> _Task instructions_: Repeat the listing that follows, character for character, minus the pictures.

(Data excerpts)
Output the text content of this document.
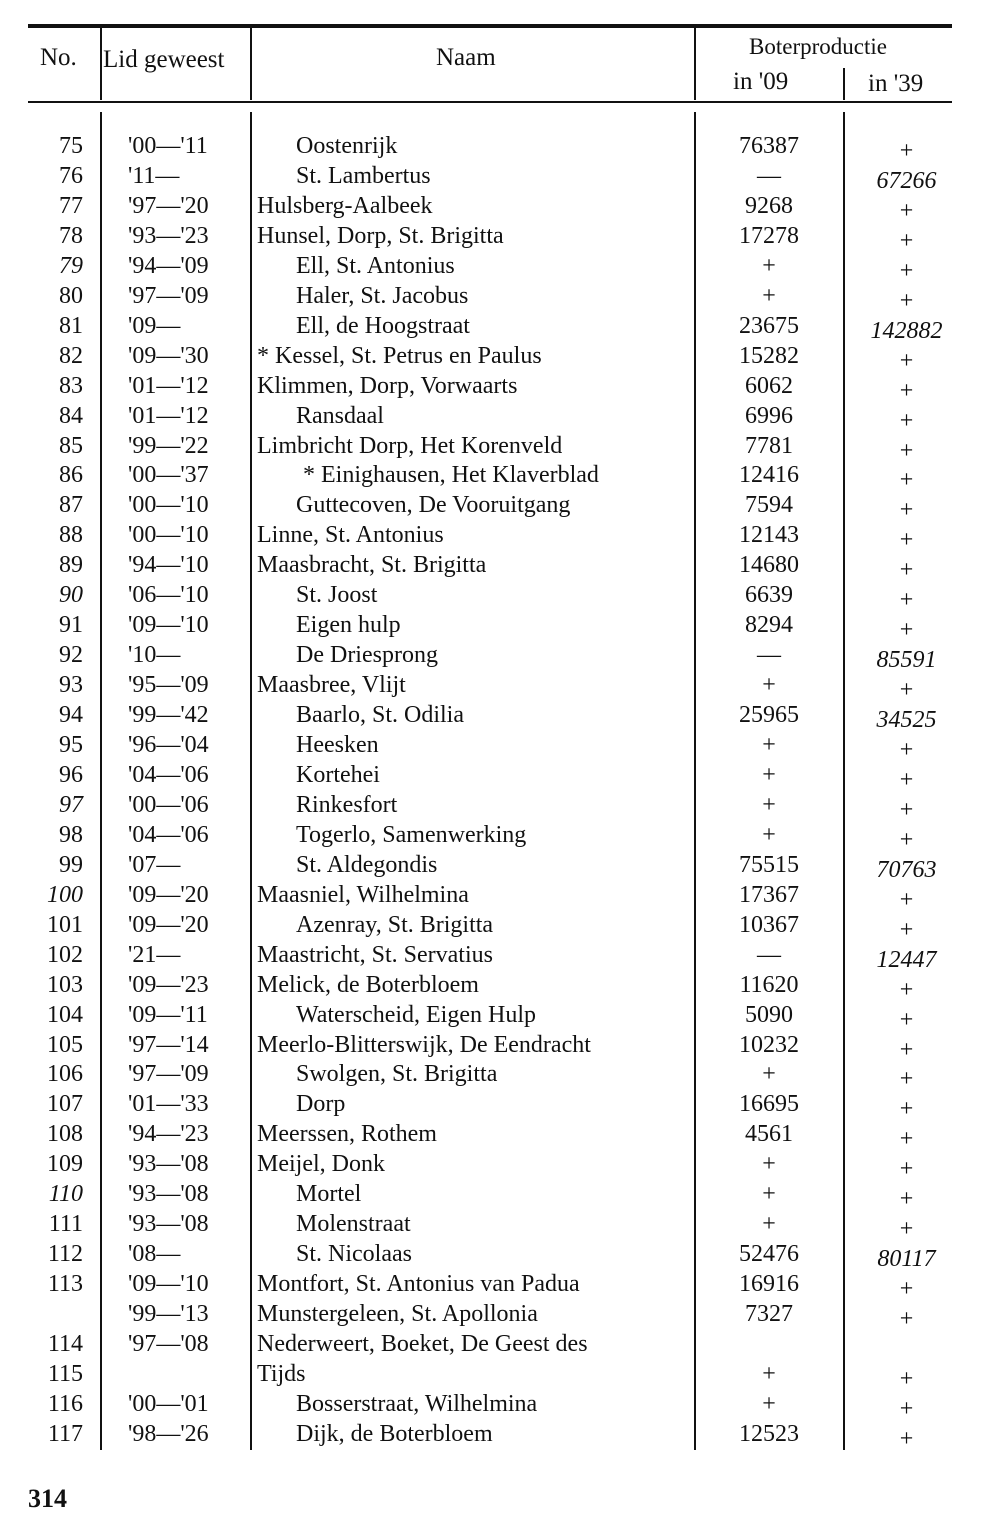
No. Lid geweest	Naam	Boterproductie
in '09	in '39
75 '00—'11	Oostenrijk	76387	+
76 '11—	St. Lambertus	—	67266
77 '97—'20 Hulsberg-Aalbeek	9268	+
78 '93—'23 Hunsel, Dorp, St. Brigitta	17278	+
79 '94—'09	Ell, St. Antonius	+	+
80 '97—'09	Haler, St. Jacobus	+	+
81 '09—	Ell, de Hoogstraat	23675	142882
82 '09—'30 * Kessel, St. Petrus en Paulus	15282	+
83 '01—'12 Klimmen, Dorp, Vorwaarts	6062	+
84 '01—'12	Ransdaal	6996	+
85 '99—'22 Limbricht Dorp, Het Korenveld	7781	+
86 '00—'37	* Einighausen, Het Klaverblad	12416	+
87 '00—'10	Guttecoven, De Vooruitgang	7594	+
88 '00—'10 Linne, St. Antonius	12143	+
89 '94—'10 Maasbracht, St. Brigitta	14680	+
90 '06—'10	St. Joost	6639	+
91 '09—'10	Eigen hulp	8294	+
92 '10—	De Driesprong	—	85591
93 '95—'09 Maasbree, Vlijt	+	+
94 '99—'42	Baarlo, St. Odilia	25965	34525
95 '96—'04	Heesken	+	+
96 '04—'06	Kortehei	+	+
97 '00—'06	Rinkesfort	+	+
98 '04—'06	Togerlo, Samenwerking	+	+
99 '07—	St. Aldegondis	75515	70763
100 '09—'20 Maasniel, Wilhelmina	17367	+
101 '09—'20	Azenray, St. Brigitta	10367	+
102 '21—	Maastricht, St. Servatius	—	12447
103 '09—'23 Melick, de Boterbloem	11620	+
104 '09—'11	Waterscheid, Eigen Hulp	5090	+
105 '97—'14 Meerlo-Blitterswijk, De Eendracht	10232	+
106 '97—'09	Swolgen, St. Brigitta	+	+
107 '01—'33	Dorp	16695	+
108 '94—'23 Meerssen, Rothem	4561	+
109 '93—'08 Meijel, Donk	+	+
110 '93—'08	Mortel	+	+
111 '93—'08	Molenstraat	+	+
112 '08—	St. Nicolaas	52476	80117
113 '09—'10 Montfort, St. Antonius van Padua	16916	+
'99—'13 Munstergeleen, St. Apollonia	7327	+
114 '97—'08 Nederweert, Boeket, De Geest des
115	Tijds	+	+
116 '00—'01	Bosserstraat, Wilhelmina	+	+
117 '98—'26	Dijk, de Boterbloem	12523	+
314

> _Written response_:
Output the text content of this document.
No. Lid geweest	Naam	Boterproductie
in '09	in '39
75 '00—'11	Oostenrijk	76387	+
76 '11—	St. Lambertus	—	67266
77 '97—'20 Hulsberg-Aalbeek	9268	+
78 '93—'23 Hunsel, Dorp, St. Brigitta	17278	+
79 '94—'09	Ell, St. Antonius	+	+
80 '97—'09	Haler, St. Jacobus	+	+
81 '09—	Ell, de Hoogstraat	23675	142882
82 '09—'30 * Kessel, St. Petrus en Paulus	15282	+
83 '01—'12 Klimmen, Dorp, Vorwaarts	6062	+
84 '01—'12	Ransdaal	6996	+
85 '99—'22 Limbricht Dorp, Het Korenveld	7781	+
86 '00—'37	* Einighausen, Het Klaverblad	12416	+
87 '00—'10	Guttecoven, De Vooruitgang	7594	+
88 '00—'10 Linne, St. Antonius	12143	+
89 '94—'10 Maasbracht, St. Brigitta	14680	+
90 '06—'10	St. Joost	6639	+
91 '09—'10	Eigen hulp	8294	+
92 '10—	De Driesprong	—	85591
93 '95—'09 Maasbree, Vlijt	+	+
94 '99—'42	Baarlo, St. Odilia	25965	34525
95 '96—'04	Heesken	+	+
96 '04—'06	Kortehei	+	+
97 '00—'06	Rinkesfort	+	+
98 '04—'06	Togerlo, Samenwerking	+	+
99 '07—	St. Aldegondis	75515	70763
100 '09—'20 Maasniel, Wilhelmina	17367	+
101 '09—'20	Azenray, St. Brigitta	10367	+
102 '21—	Maastricht, St. Servatius	—	12447
103 '09—'23 Melick, de Boterbloem	11620	+
104 '09—'11	Waterscheid, Eigen Hulp	5090	+
105 '97—'14 Meerlo-Blitterswijk, De Eendracht	10232	+
106 '97—'09	Swolgen, St. Brigitta	+	+
107 '01—'33	Dorp	16695	+
108 '94—'23 Meerssen, Rothem	4561	+
109 '93—'08 Meijel, Donk	+	+
110 '93—'08	Mortel	+	+
111 '93—'08	Molenstraat	+	+
112 '08—	St. Nicolaas	52476	80117
113 '09—'10 Montfort, St. Antonius van Padua	16916	+
'99—'13 Munstergeleen, St. Apollonia	7327	+
114 '97—'08 Nederweert, Boeket, De Geest des
115	Tijds	+	+
116 '00—'01	Bosserstraat, Wilhelmina	+	+
117 '98—'26	Dijk, de Boterbloem	12523	+
314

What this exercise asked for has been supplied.